• **Problem details**:
Can you transcribe every entry word for word, skipping the images?

***** Dataset records *****

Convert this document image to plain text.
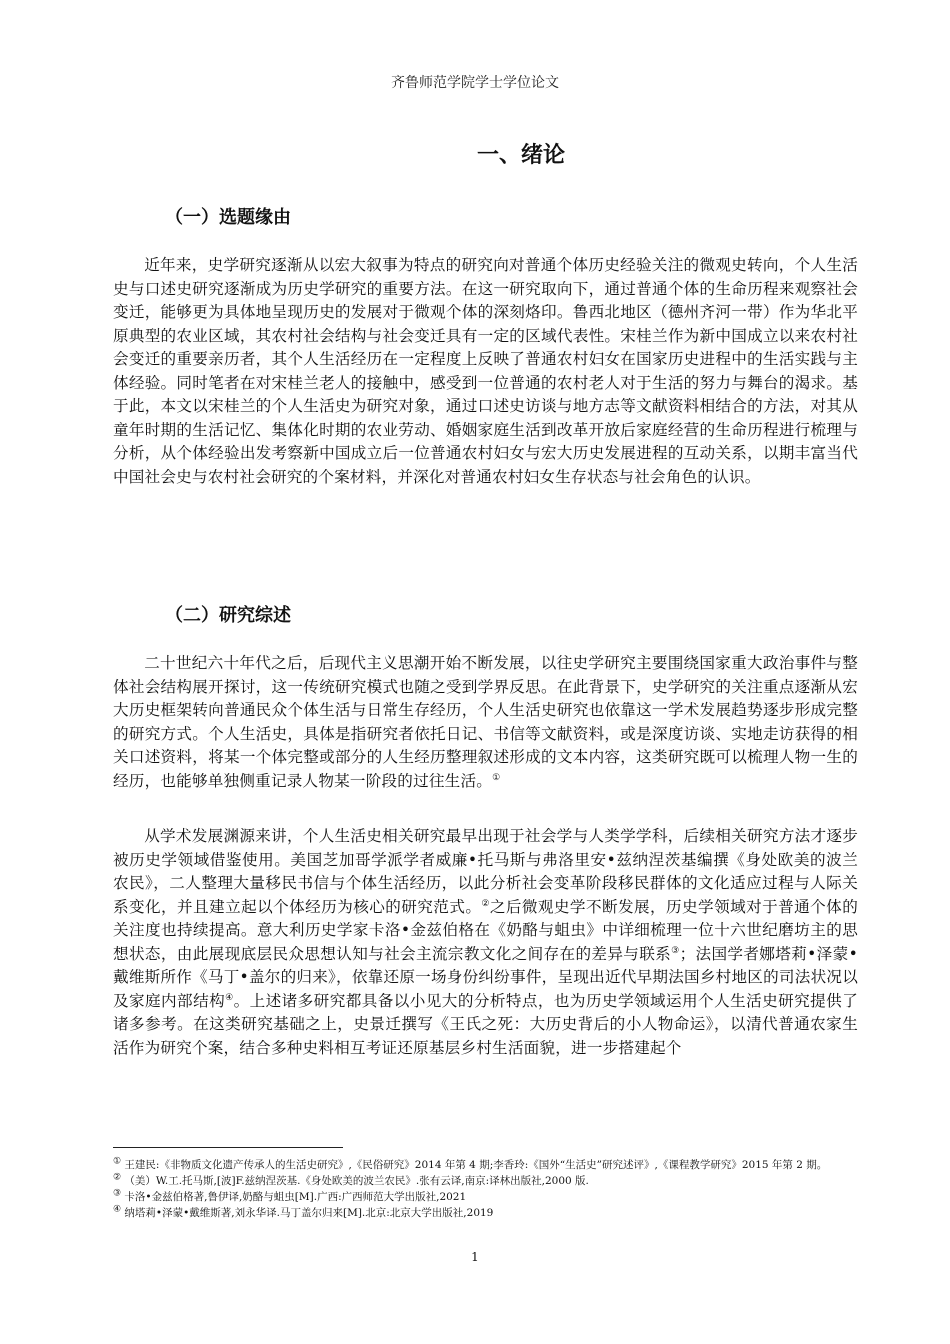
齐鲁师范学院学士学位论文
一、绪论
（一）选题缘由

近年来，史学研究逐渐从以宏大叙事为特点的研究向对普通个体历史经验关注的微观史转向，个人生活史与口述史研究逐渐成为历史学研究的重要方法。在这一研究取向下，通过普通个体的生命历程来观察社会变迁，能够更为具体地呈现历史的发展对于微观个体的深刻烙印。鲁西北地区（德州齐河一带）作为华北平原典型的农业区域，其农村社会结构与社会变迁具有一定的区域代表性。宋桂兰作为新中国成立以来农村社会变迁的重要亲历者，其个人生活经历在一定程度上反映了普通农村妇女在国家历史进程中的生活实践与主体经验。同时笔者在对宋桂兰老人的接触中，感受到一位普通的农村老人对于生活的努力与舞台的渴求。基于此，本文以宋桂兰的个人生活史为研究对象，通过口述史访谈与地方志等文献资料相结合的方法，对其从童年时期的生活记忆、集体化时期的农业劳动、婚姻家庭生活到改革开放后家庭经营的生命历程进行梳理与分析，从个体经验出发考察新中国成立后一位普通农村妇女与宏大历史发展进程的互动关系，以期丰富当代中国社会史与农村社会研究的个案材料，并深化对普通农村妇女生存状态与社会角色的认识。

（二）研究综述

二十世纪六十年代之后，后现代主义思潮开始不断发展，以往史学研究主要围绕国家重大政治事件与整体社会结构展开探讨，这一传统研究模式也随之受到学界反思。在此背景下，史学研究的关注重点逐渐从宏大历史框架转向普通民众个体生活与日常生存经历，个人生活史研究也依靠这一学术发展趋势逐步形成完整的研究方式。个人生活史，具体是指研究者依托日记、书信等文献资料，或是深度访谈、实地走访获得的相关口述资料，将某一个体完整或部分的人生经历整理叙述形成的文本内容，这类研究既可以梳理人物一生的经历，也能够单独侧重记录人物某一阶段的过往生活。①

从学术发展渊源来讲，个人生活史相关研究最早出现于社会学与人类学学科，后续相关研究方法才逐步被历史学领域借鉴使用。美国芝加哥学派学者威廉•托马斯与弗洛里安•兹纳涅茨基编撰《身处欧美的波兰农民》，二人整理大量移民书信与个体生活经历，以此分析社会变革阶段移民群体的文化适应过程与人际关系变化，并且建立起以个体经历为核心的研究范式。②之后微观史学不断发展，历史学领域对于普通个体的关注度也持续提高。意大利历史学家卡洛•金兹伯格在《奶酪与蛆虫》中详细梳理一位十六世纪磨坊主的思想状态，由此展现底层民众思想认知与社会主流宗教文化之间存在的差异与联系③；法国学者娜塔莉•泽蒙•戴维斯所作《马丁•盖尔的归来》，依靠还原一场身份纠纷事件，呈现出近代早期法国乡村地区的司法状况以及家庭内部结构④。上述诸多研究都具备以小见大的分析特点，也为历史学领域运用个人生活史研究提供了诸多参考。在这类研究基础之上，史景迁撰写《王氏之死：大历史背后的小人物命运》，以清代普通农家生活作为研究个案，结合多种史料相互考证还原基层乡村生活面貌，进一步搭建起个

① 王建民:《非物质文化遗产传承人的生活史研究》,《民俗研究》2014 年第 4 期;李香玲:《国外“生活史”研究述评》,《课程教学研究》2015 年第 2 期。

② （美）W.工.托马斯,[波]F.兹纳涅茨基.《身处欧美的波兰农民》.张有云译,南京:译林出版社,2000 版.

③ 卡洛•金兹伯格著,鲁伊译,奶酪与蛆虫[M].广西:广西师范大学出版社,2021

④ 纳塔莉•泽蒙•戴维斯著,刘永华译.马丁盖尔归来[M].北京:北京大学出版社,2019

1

*****

• **Result**:
Convert this document image to plain text.
齐鲁师范学院学士学位论文
一、绪论
（一）选题缘由

近年来，史学研究逐渐从以宏大叙事为特点的研究向对普通个体历史经验关注的微观史转向，个人生活史与口述史研究逐渐成为历史学研究的重要方法。在这一研究取向下，通过普通个体的生命历程来观察社会变迁，能够更为具体地呈现历史的发展对于微观个体的深刻烙印。鲁西北地区（德州齐河一带）作为华北平原典型的农业区域，其农村社会结构与社会变迁具有一定的区域代表性。宋桂兰作为新中国成立以来农村社会变迁的重要亲历者，其个人生活经历在一定程度上反映了普通农村妇女在国家历史进程中的生活实践与主体经验。同时笔者在对宋桂兰老人的接触中，感受到一位普通的农村老人对于生活的努力与舞台的渴求。基于此，本文以宋桂兰的个人生活史为研究对象，通过口述史访谈与地方志等文献资料相结合的方法，对其从童年时期的生活记忆、集体化时期的农业劳动、婚姻家庭生活到改革开放后家庭经营的生命历程进行梳理与分析，从个体经验出发考察新中国成立后一位普通农村妇女与宏大历史发展进程的互动关系，以期丰富当代中国社会史与农村社会研究的个案材料，并深化对普通农村妇女生存状态与社会角色的认识。

（二）研究综述

二十世纪六十年代之后，后现代主义思潮开始不断发展，以往史学研究主要围绕国家重大政治事件与整体社会结构展开探讨，这一传统研究模式也随之受到学界反思。在此背景下，史学研究的关注重点逐渐从宏大历史框架转向普通民众个体生活与日常生存经历，个人生活史研究也依靠这一学术发展趋势逐步形成完整的研究方式。个人生活史，具体是指研究者依托日记、书信等文献资料，或是深度访谈、实地走访获得的相关口述资料，将某一个体完整或部分的人生经历整理叙述形成的文本内容，这类研究既可以梳理人物一生的经历，也能够单独侧重记录人物某一阶段的过往生活。①

从学术发展渊源来讲，个人生活史相关研究最早出现于社会学与人类学学科，后续相关研究方法才逐步被历史学领域借鉴使用。美国芝加哥学派学者威廉•托马斯与弗洛里安•兹纳涅茨基编撰《身处欧美的波兰农民》，二人整理大量移民书信与个体生活经历，以此分析社会变革阶段移民群体的文化适应过程与人际关系变化，并且建立起以个体经历为核心的研究范式。②之后微观史学不断发展，历史学领域对于普通个体的关注度也持续提高。意大利历史学家卡洛•金兹伯格在《奶酪与蛆虫》中详细梳理一位十六世纪磨坊主的思想状态，由此展现底层民众思想认知与社会主流宗教文化之间存在的差异与联系③；法国学者娜塔莉•泽蒙•戴维斯所作《马丁•盖尔的归来》，依靠还原一场身份纠纷事件，呈现出近代早期法国乡村地区的司法状况以及家庭内部结构④。上述诸多研究都具备以小见大的分析特点，也为历史学领域运用个人生活史研究提供了诸多参考。在这类研究基础之上，史景迁撰写《王氏之死：大历史背后的小人物命运》，以清代普通农家生活作为研究个案，结合多种史料相互考证还原基层乡村生活面貌，进一步搭建起个

① 王建民:《非物质文化遗产传承人的生活史研究》,《民俗研究》2014 年第 4 期;李香玲:《国外“生活史”研究述评》,《课程教学研究》2015 年第 2 期。

② （美）W.工.托马斯,[波]F.兹纳涅茨基.《身处欧美的波兰农民》.张有云译,南京:译林出版社,2000 版.

③ 卡洛•金兹伯格著,鲁伊译,奶酪与蛆虫[M].广西:广西师范大学出版社,2021

④ 纳塔莉•泽蒙•戴维斯著,刘永华译.马丁盖尔归来[M].北京:北京大学出版社,2019

1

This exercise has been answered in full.